▸ The data
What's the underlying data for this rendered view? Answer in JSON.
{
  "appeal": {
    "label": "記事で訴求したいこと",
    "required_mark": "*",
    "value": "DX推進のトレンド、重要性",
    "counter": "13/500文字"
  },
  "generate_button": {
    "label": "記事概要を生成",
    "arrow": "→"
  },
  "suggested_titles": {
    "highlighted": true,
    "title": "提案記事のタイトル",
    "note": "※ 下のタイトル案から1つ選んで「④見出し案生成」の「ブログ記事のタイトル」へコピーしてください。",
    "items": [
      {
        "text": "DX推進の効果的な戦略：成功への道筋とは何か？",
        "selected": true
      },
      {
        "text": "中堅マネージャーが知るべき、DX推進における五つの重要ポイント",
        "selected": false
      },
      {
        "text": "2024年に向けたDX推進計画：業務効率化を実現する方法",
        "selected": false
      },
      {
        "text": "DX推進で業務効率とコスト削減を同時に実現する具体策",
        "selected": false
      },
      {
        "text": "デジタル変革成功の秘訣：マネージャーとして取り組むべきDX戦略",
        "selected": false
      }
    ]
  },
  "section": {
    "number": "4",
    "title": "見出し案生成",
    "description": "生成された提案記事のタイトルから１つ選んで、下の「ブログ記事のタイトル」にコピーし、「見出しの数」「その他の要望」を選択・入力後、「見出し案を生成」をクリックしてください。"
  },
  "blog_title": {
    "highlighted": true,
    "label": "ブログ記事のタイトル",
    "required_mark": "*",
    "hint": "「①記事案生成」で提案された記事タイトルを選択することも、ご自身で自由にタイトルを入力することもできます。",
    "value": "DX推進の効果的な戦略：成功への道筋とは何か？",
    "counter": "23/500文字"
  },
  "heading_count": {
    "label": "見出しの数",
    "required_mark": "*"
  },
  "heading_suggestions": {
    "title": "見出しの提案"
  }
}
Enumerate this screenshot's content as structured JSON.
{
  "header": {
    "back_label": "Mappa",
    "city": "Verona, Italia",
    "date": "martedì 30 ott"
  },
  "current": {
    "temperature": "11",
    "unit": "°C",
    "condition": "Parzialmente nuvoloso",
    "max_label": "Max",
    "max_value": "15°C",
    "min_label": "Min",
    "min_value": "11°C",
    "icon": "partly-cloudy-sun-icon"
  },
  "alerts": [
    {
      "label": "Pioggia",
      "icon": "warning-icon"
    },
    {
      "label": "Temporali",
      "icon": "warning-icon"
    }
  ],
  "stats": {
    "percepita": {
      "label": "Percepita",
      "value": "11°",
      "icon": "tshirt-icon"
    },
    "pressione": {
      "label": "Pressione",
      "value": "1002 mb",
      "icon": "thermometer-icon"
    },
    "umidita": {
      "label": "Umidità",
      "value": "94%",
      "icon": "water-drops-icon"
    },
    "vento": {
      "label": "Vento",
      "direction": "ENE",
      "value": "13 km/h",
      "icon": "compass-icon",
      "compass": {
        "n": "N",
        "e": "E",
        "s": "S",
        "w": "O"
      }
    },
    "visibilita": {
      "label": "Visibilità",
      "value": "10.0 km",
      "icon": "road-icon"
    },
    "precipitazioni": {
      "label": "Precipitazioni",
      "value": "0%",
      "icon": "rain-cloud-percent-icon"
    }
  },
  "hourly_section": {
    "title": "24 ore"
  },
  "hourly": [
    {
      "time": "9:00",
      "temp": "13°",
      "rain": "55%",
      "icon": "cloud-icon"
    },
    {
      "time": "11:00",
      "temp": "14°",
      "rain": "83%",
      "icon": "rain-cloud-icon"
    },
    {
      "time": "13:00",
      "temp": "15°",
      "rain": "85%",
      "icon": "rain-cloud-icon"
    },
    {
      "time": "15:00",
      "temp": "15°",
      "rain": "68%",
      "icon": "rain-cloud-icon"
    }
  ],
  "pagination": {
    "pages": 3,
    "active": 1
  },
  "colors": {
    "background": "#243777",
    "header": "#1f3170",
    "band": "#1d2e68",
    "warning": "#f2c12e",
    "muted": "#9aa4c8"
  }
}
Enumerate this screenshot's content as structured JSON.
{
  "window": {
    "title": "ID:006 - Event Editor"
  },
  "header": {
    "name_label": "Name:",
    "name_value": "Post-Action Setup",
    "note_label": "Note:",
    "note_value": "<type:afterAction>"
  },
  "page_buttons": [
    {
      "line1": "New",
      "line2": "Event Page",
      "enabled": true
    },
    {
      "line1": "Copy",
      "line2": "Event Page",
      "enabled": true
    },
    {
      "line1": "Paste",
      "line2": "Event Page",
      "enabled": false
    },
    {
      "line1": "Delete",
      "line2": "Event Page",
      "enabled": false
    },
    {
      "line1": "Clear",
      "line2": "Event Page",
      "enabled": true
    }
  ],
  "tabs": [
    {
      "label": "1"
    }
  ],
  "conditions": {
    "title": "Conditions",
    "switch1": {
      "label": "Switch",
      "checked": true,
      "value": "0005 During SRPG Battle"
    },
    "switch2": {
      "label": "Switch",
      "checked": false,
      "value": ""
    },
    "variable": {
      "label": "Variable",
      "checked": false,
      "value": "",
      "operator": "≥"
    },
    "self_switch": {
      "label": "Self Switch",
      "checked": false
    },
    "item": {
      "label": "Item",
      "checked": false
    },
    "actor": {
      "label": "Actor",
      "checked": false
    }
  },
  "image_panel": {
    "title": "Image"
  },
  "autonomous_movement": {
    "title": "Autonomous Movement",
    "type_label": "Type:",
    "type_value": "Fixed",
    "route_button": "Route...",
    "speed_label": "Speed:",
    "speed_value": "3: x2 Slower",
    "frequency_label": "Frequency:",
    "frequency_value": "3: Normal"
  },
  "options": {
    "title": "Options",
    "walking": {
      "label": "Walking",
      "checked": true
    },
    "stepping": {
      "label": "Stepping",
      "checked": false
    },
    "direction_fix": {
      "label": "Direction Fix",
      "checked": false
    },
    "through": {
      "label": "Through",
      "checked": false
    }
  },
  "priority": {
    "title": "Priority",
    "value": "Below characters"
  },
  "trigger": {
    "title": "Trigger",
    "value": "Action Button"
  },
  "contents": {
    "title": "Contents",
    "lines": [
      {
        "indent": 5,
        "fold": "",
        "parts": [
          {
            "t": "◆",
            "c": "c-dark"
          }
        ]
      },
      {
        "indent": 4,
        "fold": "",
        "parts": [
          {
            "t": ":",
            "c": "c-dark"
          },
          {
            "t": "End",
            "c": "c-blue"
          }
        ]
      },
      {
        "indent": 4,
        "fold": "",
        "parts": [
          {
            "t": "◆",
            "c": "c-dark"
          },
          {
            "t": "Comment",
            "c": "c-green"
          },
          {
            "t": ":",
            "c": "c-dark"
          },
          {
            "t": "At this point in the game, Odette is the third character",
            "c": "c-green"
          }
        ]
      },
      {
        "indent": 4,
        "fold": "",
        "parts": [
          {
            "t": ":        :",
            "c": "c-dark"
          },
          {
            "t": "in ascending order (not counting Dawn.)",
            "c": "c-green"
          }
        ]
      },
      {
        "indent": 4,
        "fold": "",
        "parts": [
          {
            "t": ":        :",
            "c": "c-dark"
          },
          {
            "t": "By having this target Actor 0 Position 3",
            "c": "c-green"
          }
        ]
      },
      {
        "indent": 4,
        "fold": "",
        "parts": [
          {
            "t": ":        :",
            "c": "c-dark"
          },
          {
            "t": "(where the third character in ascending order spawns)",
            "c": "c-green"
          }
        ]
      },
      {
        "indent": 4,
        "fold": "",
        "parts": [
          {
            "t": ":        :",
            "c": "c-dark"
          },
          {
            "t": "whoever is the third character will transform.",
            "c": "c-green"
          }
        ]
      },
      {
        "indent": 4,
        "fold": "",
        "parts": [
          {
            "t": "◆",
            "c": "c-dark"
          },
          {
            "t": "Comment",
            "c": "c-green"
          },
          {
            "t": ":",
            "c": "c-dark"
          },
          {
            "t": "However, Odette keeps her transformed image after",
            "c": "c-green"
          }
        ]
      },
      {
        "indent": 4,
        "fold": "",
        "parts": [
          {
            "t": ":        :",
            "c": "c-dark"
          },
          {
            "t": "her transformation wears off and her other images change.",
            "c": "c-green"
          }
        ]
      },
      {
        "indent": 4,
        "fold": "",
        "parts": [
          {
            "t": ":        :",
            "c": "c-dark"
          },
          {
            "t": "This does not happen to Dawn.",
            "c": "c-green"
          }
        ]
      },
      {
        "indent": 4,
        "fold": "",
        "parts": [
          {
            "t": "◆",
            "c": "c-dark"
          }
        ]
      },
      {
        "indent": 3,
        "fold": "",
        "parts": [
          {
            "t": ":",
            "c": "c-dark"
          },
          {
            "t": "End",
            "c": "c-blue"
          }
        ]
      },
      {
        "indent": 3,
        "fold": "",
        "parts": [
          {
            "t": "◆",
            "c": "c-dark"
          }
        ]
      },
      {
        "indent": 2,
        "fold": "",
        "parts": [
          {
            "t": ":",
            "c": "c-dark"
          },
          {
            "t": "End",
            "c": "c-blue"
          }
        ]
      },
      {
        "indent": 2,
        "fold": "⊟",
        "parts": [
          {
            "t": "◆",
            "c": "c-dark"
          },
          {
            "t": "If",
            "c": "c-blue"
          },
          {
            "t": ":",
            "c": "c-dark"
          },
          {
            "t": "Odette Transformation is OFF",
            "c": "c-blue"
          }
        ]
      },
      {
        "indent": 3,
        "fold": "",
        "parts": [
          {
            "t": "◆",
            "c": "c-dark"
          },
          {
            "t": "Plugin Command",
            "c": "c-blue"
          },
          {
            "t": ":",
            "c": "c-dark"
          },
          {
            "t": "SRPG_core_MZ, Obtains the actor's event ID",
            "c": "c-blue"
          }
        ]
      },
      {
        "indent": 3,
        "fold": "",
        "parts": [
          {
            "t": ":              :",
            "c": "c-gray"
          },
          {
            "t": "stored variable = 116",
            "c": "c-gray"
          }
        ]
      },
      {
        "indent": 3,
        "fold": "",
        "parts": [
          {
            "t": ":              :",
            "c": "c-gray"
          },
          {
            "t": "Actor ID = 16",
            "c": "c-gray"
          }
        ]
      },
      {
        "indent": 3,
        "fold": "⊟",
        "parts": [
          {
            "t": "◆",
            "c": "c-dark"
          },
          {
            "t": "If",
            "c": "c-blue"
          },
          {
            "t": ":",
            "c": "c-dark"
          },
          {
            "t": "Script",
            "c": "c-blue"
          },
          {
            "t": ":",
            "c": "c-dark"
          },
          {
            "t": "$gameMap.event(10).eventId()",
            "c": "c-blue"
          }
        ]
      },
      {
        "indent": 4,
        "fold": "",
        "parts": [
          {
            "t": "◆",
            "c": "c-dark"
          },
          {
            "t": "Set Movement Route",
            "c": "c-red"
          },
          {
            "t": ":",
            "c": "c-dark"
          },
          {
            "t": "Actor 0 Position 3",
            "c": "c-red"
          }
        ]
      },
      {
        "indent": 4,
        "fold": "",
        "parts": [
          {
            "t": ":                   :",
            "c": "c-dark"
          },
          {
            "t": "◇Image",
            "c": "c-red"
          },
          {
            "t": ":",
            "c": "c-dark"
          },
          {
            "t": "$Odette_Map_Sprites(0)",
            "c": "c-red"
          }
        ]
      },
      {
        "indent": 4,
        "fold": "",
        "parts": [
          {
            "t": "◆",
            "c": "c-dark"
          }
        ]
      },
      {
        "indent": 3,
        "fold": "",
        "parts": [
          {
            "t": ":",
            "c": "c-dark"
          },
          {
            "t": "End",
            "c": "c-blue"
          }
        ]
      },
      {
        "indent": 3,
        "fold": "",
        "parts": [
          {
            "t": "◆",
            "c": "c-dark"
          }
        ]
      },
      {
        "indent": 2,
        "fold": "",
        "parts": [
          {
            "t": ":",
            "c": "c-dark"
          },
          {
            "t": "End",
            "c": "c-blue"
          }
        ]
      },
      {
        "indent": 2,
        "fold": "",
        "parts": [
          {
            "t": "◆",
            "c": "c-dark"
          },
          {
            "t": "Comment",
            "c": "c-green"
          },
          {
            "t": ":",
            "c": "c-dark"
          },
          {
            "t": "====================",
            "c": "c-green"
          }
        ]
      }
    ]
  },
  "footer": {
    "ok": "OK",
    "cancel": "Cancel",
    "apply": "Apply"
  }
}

▸ Set problem
Where a line in the material above holds "ascending", copy that line.

▸ Output below
            "t": "in ascending order (not counting Dawn.)",
            "t": "(where the third character in ascending order spawns)",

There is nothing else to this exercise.